**Prompt:** Work through the records below and tally every line containing "title". Reply with the total alone.

**Task input:**
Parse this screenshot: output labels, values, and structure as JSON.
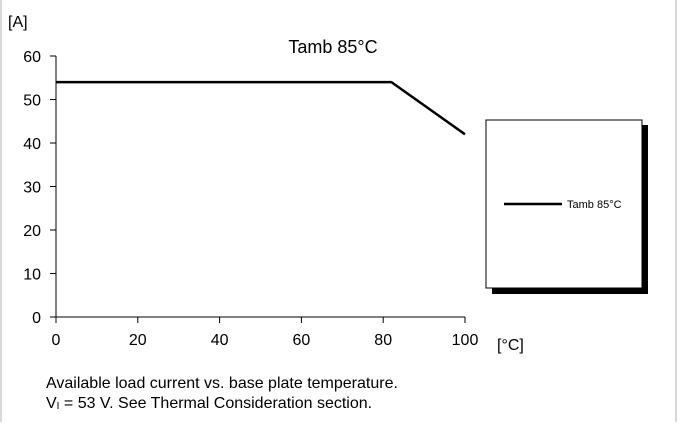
{
  "chart_data": {
    "type": "line",
    "title": "Tamb 85°C",
    "ylabel": "[A]",
    "xlabel": "[°C]",
    "xlim": [
      0,
      100
    ],
    "ylim": [
      0,
      60
    ],
    "xticks": [
      0,
      20,
      40,
      60,
      80,
      100
    ],
    "yticks": [
      0,
      10,
      20,
      30,
      40,
      50,
      60
    ],
    "grid": "none",
    "legend_position": "right",
    "series": [
      {
        "name": "Tamb 85°C",
        "color": "#000000",
        "x": [
          0,
          82,
          100
        ],
        "y": [
          54,
          54,
          42
        ]
      }
    ]
  },
  "caption": {
    "line1": "Available load current vs. base plate temperature.",
    "line2_prefix": "V",
    "line2_subscript": "I",
    "line2_suffix": " = 53 V. See Thermal Consideration section."
  }
}
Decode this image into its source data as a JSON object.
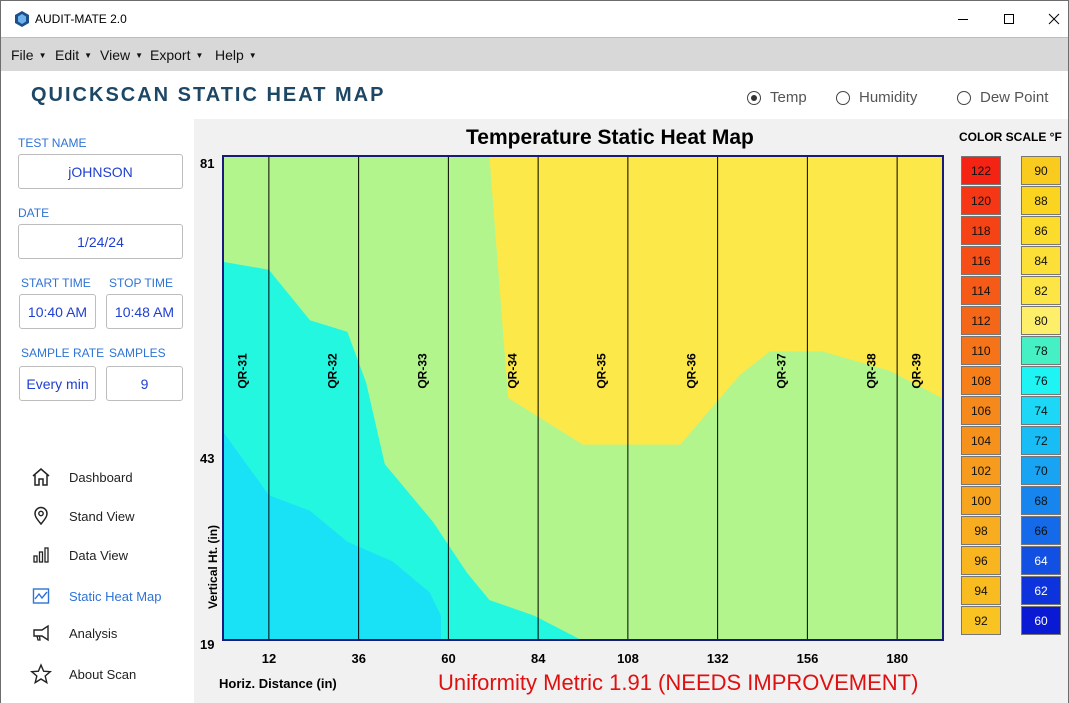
{
  "window": {
    "title": "AUDIT-MATE 2.0"
  },
  "menu": [
    {
      "label": "File"
    },
    {
      "label": "Edit"
    },
    {
      "label": "View"
    },
    {
      "label": "Export"
    },
    {
      "label": "Help"
    }
  ],
  "header": {
    "title": "QUICKSCAN STATIC HEAT MAP",
    "modes": [
      {
        "label": "Temp",
        "selected": true
      },
      {
        "label": "Humidity",
        "selected": false
      },
      {
        "label": "Dew Point",
        "selected": false
      }
    ]
  },
  "test": {
    "name_label": "TEST NAME",
    "name_value": "jOHNSON",
    "date_label": "DATE",
    "date_value": "1/24/24",
    "start_label": "START TIME",
    "start_value": "10:40 AM",
    "stop_label": "STOP TIME",
    "stop_value": "10:48 AM",
    "rate_label": "SAMPLE RATE",
    "rate_value": "Every min",
    "samples_label": "SAMPLES",
    "samples_value": "9"
  },
  "nav": [
    {
      "label": "Dashboard",
      "icon": "home-icon",
      "active": false
    },
    {
      "label": "Stand View",
      "icon": "location-pin-icon",
      "active": false
    },
    {
      "label": "Data View",
      "icon": "bar-chart-icon",
      "active": false
    },
    {
      "label": "Static Heat Map",
      "icon": "heat-map-icon",
      "active": true
    },
    {
      "label": "Analysis",
      "icon": "megaphone-icon",
      "active": false
    },
    {
      "label": "About Scan",
      "icon": "star-icon",
      "active": false
    }
  ],
  "chart_data": {
    "type": "heatmap",
    "title": "Temperature Static Heat Map",
    "xlabel": "Horiz. Distance (in)",
    "ylabel": "Vertical Ht. (in)",
    "xlim": [
      0,
      192
    ],
    "ylim": [
      19,
      81
    ],
    "x_ticks": [
      12,
      36,
      60,
      84,
      108,
      132,
      156,
      180
    ],
    "y_ticks": [
      {
        "value": 81,
        "label": "81"
      },
      {
        "value": 43,
        "label": "43"
      },
      {
        "value": 19,
        "label": "19"
      }
    ],
    "sensors": [
      {
        "name": "QR-31",
        "x": 12
      },
      {
        "name": "QR-32",
        "x": 36
      },
      {
        "name": "QR-33",
        "x": 60
      },
      {
        "name": "QR-34",
        "x": 84
      },
      {
        "name": "QR-35",
        "x": 108
      },
      {
        "name": "QR-36",
        "x": 132
      },
      {
        "name": "QR-37",
        "x": 156
      },
      {
        "name": "QR-38",
        "x": 180
      },
      {
        "name": "QR-39",
        "x": 192
      }
    ],
    "regions": [
      {
        "temp": 80,
        "color": "#fde84a",
        "points": [
          [
            71,
            81
          ],
          [
            192,
            81
          ],
          [
            192,
            50
          ],
          [
            178,
            53.5
          ],
          [
            160,
            56
          ],
          [
            146,
            56
          ],
          [
            138,
            53
          ],
          [
            122,
            44
          ],
          [
            96,
            44
          ],
          [
            76,
            50
          ],
          [
            71,
            81
          ]
        ]
      },
      {
        "temp": 76,
        "color": "#23f7df",
        "points": [
          [
            0,
            67.5
          ],
          [
            12,
            66.5
          ],
          [
            23,
            60
          ],
          [
            33,
            58.5
          ],
          [
            38,
            52
          ],
          [
            43,
            41.5
          ],
          [
            56,
            34
          ],
          [
            65,
            27.5
          ],
          [
            71,
            24
          ],
          [
            83,
            22
          ],
          [
            95,
            19
          ],
          [
            0,
            19
          ],
          [
            0,
            67.5
          ]
        ]
      },
      {
        "temp": 74,
        "color": "#19e2f6",
        "points": [
          [
            0,
            45.5
          ],
          [
            12,
            37.5
          ],
          [
            23,
            35.5
          ],
          [
            33,
            31.5
          ],
          [
            45,
            29
          ],
          [
            55,
            25
          ],
          [
            58,
            22
          ],
          [
            58,
            19
          ],
          [
            0,
            19
          ],
          [
            0,
            45.5
          ]
        ]
      }
    ],
    "uniformity_text": "Uniformity Metric 1.91 (NEEDS IMPROVEMENT)"
  },
  "color_scale": {
    "title": "COLOR SCALE °F",
    "left": [
      {
        "value": "122",
        "color": "#f42313"
      },
      {
        "value": "120",
        "color": "#f53715"
      },
      {
        "value": "118",
        "color": "#f54315"
      },
      {
        "value": "116",
        "color": "#f54e16"
      },
      {
        "value": "114",
        "color": "#f55a17"
      },
      {
        "value": "112",
        "color": "#f56718"
      },
      {
        "value": "110",
        "color": "#f57319"
      },
      {
        "value": "108",
        "color": "#f67f1a"
      },
      {
        "value": "106",
        "color": "#f6891b"
      },
      {
        "value": "104",
        "color": "#f6921c"
      },
      {
        "value": "102",
        "color": "#f69b1d"
      },
      {
        "value": "100",
        "color": "#f7a41e"
      },
      {
        "value": "98",
        "color": "#f7ad1f"
      },
      {
        "value": "96",
        "color": "#f8b520"
      },
      {
        "value": "94",
        "color": "#f8bc21"
      },
      {
        "value": "92",
        "color": "#f9c322"
      }
    ],
    "right": [
      {
        "value": "90",
        "color": "#facb1f"
      },
      {
        "value": "88",
        "color": "#fbd420"
      },
      {
        "value": "86",
        "color": "#fbdb2b"
      },
      {
        "value": "84",
        "color": "#fce038"
      },
      {
        "value": "82",
        "color": "#fce545"
      },
      {
        "value": "80",
        "color": "#fdef6a"
      },
      {
        "value": "78",
        "color": "#45f0c4"
      },
      {
        "value": "76",
        "color": "#1ff4f4"
      },
      {
        "value": "74",
        "color": "#1cd8f6"
      },
      {
        "value": "72",
        "color": "#19bdf5"
      },
      {
        "value": "70",
        "color": "#18a3f3"
      },
      {
        "value": "68",
        "color": "#1686ee"
      },
      {
        "value": "66",
        "color": "#146ae8"
      },
      {
        "value": "64",
        "color": "#1150e2"
      },
      {
        "value": "62",
        "color": "#0d33dc"
      },
      {
        "value": "60",
        "color": "#0a19d3"
      }
    ]
  }
}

**Response below:** 5